━━ DATA SUPPLIED

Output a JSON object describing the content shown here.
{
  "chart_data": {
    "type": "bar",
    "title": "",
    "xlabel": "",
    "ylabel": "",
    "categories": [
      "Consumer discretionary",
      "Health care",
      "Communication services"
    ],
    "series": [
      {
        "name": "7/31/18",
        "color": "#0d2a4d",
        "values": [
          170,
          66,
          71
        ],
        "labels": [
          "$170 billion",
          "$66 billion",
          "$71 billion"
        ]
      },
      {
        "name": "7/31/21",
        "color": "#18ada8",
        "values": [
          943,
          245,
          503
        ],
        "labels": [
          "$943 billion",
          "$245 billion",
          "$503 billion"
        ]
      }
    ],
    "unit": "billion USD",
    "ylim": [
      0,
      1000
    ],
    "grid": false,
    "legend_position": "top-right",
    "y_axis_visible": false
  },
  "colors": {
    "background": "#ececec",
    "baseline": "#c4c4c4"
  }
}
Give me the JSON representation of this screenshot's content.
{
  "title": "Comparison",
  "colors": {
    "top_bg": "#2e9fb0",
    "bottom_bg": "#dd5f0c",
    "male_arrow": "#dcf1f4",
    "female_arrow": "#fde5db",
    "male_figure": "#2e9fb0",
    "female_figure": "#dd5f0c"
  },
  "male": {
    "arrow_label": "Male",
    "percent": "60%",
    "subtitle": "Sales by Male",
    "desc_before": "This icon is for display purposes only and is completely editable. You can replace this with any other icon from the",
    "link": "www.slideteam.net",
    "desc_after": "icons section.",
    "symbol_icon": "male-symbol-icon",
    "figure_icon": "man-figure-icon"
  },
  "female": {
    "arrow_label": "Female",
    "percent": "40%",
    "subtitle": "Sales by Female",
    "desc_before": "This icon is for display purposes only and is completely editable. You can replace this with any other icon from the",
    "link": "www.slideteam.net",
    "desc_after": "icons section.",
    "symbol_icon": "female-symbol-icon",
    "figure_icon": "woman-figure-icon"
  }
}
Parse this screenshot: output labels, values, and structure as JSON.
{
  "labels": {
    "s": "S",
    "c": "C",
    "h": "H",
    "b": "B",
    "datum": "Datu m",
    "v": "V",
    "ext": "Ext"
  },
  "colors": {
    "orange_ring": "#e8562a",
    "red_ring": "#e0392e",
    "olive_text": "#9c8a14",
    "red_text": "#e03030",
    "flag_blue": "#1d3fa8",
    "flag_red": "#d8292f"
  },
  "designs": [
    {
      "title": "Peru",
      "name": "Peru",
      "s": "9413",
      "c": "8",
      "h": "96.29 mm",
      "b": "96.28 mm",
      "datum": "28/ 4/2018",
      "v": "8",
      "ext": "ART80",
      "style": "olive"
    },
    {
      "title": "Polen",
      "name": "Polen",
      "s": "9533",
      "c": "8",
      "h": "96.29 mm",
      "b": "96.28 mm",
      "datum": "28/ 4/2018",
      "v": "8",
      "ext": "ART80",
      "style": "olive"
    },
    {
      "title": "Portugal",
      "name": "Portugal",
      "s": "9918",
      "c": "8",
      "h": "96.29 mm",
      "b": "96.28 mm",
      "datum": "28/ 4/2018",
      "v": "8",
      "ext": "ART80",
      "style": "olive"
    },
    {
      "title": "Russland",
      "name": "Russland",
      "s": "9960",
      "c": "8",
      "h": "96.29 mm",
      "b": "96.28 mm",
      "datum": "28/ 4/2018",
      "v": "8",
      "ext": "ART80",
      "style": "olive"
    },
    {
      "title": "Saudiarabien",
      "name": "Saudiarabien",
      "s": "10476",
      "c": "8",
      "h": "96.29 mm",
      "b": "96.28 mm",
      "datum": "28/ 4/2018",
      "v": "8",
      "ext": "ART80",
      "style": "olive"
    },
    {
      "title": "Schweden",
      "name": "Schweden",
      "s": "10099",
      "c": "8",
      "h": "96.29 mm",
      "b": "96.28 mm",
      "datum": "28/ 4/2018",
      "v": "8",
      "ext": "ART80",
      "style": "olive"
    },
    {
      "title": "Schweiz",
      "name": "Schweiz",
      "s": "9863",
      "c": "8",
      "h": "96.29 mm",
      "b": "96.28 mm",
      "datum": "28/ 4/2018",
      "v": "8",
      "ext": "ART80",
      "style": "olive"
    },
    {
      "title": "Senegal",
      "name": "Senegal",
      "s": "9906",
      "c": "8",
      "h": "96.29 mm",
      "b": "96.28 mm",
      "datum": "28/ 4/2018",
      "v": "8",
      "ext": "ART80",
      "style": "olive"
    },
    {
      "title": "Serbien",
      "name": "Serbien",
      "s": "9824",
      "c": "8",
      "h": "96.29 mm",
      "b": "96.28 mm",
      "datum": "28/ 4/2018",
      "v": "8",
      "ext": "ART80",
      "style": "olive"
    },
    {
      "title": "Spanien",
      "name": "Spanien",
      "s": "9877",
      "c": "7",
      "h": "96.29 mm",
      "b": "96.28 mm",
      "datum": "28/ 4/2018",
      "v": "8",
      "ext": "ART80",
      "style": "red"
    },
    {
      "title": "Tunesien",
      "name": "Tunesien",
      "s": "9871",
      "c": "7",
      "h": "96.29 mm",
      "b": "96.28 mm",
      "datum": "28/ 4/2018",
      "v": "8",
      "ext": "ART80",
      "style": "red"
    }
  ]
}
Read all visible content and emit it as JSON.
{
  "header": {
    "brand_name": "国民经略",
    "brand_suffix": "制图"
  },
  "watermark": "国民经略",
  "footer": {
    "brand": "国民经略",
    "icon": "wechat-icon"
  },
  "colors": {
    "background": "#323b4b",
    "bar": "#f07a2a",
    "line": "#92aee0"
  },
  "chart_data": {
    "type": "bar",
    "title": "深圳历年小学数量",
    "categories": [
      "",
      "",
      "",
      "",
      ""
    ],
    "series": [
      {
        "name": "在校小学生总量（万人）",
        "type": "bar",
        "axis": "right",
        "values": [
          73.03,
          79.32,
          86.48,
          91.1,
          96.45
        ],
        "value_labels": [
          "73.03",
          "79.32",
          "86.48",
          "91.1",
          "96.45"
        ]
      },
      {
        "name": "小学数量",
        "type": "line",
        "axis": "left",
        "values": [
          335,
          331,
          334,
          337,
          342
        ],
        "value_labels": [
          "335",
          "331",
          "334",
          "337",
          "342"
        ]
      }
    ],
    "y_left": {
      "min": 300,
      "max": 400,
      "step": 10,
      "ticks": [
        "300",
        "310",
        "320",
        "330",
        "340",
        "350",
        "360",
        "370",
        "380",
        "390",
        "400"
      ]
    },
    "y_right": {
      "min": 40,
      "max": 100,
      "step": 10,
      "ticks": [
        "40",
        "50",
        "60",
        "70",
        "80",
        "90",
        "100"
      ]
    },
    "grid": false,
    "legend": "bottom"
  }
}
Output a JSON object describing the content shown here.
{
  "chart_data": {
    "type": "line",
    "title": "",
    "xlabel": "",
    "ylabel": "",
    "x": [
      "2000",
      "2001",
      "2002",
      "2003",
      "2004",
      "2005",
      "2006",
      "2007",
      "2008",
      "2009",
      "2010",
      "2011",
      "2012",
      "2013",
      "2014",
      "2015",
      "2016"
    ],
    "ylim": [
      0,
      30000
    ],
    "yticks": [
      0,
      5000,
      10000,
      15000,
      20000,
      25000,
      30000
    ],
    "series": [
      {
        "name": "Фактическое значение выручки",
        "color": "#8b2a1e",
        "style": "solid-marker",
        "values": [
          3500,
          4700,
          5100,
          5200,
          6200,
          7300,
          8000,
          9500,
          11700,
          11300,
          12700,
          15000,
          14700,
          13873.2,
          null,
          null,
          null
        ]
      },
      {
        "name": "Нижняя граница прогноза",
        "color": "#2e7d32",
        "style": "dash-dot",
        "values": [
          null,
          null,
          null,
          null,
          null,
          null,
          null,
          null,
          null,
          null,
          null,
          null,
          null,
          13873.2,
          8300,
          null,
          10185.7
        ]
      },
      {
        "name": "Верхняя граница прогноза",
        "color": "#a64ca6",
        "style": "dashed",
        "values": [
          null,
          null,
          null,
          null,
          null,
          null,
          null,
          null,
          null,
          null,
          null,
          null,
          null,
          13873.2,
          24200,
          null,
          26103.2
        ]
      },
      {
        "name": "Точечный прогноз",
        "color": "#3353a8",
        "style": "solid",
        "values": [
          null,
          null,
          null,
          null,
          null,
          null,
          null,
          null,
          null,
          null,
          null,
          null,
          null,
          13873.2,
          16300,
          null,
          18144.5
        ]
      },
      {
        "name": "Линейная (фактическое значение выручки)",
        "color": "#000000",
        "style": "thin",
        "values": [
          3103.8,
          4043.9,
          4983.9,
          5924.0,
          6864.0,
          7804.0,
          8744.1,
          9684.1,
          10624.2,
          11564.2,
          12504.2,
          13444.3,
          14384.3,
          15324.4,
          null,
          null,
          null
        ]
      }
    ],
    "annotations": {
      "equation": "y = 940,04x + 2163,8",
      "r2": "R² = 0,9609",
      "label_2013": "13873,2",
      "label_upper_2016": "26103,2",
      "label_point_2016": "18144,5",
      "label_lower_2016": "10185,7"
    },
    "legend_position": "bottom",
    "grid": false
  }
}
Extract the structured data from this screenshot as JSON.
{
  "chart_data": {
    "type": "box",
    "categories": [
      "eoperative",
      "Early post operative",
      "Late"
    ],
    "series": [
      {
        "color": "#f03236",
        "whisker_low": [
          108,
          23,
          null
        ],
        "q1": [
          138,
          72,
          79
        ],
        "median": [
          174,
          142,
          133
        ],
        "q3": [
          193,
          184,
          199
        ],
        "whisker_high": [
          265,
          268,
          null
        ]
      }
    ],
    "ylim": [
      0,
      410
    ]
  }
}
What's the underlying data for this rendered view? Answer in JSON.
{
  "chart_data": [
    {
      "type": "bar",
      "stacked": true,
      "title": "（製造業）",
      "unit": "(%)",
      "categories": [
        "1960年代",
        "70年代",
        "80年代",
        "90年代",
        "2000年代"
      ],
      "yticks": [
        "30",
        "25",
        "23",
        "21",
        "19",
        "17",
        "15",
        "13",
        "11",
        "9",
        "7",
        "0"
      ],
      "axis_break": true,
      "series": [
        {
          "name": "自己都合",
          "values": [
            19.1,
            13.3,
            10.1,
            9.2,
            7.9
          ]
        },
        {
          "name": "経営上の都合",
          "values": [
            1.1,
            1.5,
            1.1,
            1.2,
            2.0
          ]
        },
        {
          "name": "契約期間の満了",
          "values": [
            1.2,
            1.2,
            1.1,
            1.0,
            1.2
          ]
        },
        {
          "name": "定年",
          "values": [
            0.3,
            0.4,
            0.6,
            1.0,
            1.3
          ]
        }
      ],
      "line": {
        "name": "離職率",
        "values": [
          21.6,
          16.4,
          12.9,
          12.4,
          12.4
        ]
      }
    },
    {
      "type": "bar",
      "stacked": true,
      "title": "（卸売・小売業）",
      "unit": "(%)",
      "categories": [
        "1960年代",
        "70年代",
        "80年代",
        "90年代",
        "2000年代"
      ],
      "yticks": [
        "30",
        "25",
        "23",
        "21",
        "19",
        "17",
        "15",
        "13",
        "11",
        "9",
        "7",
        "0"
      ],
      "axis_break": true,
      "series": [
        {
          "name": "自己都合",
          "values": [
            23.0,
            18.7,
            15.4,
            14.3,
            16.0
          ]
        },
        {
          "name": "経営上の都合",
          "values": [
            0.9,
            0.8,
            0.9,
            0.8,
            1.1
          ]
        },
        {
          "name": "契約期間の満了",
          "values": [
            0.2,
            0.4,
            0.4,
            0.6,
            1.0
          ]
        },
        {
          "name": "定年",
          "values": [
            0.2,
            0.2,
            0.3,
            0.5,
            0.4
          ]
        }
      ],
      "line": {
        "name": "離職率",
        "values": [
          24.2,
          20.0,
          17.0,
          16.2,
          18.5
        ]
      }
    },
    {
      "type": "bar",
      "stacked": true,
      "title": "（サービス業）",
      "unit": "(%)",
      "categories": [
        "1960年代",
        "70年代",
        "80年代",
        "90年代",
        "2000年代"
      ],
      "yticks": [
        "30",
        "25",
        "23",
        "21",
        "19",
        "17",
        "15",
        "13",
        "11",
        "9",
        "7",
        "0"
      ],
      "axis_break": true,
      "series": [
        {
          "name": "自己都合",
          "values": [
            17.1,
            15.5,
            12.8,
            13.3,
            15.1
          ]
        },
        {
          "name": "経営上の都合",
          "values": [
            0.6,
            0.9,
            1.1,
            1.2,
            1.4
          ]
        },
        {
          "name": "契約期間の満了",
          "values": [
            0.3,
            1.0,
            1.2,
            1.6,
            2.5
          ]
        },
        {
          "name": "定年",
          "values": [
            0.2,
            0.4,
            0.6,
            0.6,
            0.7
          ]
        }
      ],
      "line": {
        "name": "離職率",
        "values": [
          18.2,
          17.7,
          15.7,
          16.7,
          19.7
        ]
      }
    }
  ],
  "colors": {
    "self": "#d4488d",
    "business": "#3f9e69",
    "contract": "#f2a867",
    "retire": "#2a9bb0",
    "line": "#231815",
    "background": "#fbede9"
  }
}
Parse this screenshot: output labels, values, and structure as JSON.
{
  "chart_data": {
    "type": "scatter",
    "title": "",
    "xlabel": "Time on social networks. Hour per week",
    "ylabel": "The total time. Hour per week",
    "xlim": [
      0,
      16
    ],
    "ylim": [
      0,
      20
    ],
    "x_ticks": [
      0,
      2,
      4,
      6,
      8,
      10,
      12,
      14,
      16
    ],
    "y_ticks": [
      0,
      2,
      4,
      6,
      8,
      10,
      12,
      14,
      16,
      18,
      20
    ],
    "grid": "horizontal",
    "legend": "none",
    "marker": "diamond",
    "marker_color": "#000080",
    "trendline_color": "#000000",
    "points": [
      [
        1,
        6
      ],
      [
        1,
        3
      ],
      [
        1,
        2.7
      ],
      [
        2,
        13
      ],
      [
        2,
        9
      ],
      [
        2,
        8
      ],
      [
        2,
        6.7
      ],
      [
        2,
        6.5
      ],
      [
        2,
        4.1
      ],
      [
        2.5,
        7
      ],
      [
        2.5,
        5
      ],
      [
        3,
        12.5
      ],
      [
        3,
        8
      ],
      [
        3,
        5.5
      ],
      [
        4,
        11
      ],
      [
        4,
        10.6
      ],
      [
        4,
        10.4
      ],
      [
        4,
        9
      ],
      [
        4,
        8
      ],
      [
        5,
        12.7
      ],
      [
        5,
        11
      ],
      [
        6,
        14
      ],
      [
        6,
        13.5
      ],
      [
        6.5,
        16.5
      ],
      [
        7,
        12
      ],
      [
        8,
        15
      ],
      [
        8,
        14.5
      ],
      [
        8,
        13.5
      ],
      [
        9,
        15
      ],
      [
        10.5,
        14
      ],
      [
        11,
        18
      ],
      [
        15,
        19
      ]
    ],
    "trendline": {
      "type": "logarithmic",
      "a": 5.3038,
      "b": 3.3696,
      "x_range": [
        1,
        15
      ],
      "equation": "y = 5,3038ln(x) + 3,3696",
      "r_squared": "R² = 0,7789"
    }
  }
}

━━━━

** JOB **
List all lines where "billion" occurs.

** TASK SOLUTION **
          "$170 billion",
          "$66 billion",
          "$71 billion"
          "$943 billion",
          "$245 billion",
          "$503 billion"
    "unit": "billion USD",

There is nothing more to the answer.